WORK TO COMPLETE: From the entries below, copy every line holding the word "kimondom".

RECORD EXTRACTS:

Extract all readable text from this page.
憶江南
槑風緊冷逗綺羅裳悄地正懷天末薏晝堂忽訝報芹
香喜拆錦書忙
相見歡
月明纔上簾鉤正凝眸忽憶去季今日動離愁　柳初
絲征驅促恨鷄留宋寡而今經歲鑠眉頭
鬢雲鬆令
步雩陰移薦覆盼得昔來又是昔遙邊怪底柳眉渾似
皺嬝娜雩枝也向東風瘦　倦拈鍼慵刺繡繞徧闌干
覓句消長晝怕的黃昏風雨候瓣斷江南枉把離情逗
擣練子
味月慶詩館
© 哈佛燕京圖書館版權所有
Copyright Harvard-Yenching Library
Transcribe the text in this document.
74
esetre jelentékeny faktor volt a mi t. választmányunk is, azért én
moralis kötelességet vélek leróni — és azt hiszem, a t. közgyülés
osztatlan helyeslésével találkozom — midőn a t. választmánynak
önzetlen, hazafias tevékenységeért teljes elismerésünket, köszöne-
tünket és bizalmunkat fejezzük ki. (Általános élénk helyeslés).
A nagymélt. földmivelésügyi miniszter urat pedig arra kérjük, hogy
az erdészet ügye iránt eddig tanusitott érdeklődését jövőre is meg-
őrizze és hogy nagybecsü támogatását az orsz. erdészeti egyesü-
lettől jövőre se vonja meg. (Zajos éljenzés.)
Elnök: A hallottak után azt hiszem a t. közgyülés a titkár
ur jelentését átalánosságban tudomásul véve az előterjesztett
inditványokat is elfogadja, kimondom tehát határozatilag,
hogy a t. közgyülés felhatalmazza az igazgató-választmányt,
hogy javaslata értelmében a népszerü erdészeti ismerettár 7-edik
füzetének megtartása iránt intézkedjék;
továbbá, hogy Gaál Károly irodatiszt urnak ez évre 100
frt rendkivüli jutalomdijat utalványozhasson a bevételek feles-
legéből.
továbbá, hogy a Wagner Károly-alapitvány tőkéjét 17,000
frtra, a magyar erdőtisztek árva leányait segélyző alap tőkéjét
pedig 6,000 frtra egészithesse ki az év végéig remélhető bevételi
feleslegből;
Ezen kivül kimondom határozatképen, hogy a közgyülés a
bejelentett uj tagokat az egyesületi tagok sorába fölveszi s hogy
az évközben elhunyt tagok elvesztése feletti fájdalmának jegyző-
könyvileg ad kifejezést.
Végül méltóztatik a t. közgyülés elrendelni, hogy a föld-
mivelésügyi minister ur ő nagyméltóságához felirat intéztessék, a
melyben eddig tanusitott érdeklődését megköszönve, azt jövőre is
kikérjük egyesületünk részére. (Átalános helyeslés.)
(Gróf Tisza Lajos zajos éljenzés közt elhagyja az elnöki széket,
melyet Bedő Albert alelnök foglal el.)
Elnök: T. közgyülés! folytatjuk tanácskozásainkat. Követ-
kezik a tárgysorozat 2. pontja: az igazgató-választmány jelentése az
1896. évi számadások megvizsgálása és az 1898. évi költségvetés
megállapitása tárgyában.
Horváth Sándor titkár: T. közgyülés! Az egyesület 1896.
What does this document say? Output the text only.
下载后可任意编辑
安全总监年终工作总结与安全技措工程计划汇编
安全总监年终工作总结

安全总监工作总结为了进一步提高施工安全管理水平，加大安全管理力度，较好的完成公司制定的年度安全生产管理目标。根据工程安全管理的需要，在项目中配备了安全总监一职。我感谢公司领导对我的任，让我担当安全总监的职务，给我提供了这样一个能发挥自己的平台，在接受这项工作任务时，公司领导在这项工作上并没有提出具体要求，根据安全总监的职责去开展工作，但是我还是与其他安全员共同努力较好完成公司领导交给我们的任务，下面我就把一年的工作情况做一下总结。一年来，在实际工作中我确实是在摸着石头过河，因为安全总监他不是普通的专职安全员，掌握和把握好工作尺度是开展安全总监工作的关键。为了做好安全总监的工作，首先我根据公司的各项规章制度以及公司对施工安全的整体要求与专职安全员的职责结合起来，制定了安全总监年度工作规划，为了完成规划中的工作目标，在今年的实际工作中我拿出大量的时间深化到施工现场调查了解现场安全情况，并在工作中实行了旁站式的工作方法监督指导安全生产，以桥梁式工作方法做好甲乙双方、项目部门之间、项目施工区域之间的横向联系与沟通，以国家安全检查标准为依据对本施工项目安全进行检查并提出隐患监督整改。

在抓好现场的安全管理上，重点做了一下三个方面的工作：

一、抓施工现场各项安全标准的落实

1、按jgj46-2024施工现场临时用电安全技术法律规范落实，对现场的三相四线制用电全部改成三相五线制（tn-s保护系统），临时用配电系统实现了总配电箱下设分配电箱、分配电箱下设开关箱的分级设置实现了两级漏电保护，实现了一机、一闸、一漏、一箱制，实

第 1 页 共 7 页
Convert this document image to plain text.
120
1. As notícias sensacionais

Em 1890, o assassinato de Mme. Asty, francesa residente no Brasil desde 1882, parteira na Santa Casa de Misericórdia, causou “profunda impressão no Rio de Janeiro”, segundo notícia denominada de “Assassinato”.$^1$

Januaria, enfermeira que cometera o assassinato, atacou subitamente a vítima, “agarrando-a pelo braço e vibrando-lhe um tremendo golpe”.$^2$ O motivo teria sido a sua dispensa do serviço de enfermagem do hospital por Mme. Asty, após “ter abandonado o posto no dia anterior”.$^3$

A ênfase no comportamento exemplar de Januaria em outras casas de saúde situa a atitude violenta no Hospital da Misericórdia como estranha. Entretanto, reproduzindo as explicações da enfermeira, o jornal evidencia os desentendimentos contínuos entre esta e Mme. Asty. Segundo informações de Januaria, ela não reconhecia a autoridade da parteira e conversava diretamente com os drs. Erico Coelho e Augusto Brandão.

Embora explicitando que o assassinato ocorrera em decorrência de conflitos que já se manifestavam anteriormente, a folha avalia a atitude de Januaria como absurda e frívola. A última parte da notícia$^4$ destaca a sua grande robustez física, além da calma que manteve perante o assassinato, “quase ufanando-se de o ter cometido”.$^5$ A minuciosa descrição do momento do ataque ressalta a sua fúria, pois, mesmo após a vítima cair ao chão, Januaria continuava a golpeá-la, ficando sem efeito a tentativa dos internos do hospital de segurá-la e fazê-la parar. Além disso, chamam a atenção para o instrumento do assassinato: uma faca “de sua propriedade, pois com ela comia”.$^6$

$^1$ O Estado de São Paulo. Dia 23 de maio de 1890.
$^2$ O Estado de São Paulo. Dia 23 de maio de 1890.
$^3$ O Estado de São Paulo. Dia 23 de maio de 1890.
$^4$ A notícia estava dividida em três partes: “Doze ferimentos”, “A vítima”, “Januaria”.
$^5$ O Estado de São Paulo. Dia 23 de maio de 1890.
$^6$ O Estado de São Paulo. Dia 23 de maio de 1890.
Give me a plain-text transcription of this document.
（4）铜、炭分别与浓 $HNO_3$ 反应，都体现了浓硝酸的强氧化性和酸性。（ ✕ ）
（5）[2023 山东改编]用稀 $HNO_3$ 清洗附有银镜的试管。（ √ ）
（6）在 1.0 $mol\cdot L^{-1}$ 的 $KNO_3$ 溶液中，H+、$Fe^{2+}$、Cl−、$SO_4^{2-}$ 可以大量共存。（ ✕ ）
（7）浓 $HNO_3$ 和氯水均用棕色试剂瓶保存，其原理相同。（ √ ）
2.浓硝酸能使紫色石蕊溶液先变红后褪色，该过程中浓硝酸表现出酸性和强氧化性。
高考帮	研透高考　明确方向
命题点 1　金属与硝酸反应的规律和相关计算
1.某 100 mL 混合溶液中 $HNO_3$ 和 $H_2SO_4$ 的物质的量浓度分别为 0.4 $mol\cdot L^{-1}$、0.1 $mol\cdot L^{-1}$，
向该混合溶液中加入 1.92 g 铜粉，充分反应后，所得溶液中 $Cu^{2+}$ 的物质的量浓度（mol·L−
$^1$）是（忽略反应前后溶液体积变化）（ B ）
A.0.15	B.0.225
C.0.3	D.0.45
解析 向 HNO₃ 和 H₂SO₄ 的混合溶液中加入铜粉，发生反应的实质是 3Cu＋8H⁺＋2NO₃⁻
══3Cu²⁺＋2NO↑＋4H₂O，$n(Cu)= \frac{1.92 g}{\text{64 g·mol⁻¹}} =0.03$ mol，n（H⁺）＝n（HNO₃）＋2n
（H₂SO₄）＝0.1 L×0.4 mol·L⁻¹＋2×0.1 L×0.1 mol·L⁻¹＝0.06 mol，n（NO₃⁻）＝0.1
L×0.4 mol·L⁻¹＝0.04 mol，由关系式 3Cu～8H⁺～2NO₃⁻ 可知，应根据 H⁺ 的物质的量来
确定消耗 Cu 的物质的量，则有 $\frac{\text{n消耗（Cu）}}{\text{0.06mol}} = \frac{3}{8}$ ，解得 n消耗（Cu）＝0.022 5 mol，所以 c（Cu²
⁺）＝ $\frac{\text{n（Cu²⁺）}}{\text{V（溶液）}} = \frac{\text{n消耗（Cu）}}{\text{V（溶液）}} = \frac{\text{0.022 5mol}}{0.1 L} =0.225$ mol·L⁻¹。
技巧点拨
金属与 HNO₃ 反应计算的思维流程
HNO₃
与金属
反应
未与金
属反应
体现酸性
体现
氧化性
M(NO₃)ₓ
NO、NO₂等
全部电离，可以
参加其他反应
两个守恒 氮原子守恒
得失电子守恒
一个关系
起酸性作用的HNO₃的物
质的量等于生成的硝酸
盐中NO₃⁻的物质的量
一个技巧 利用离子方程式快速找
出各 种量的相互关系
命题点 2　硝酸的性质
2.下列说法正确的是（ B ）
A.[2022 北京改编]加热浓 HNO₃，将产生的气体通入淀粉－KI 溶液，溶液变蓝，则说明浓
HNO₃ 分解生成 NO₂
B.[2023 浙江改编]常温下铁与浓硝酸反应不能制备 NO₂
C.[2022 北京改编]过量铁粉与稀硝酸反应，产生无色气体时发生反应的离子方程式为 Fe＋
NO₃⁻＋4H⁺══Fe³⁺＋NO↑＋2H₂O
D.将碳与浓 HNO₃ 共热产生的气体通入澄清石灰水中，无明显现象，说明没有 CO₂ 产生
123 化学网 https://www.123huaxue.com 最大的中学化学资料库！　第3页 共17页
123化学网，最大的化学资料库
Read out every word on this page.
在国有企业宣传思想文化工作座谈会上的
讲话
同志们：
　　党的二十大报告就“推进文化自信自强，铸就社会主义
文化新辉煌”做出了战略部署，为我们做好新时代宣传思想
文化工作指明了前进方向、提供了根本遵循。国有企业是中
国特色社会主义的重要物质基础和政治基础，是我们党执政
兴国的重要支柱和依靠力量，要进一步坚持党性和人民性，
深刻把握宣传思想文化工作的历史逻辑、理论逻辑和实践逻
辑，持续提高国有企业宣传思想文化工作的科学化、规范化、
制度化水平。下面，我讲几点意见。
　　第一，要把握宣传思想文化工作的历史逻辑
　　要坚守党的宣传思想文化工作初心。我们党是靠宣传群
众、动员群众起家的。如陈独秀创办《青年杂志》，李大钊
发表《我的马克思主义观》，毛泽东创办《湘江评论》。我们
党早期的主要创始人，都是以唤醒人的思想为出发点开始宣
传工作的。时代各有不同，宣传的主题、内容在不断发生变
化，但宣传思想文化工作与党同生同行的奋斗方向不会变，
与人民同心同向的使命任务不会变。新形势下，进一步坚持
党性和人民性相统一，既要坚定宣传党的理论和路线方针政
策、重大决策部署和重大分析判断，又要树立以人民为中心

WRITTEN ANSWER:
inditványokat is elfogadja, kimondom tehát határozatilag,
Ezen kivül kimondom határozatképen, hogy a közgyülés a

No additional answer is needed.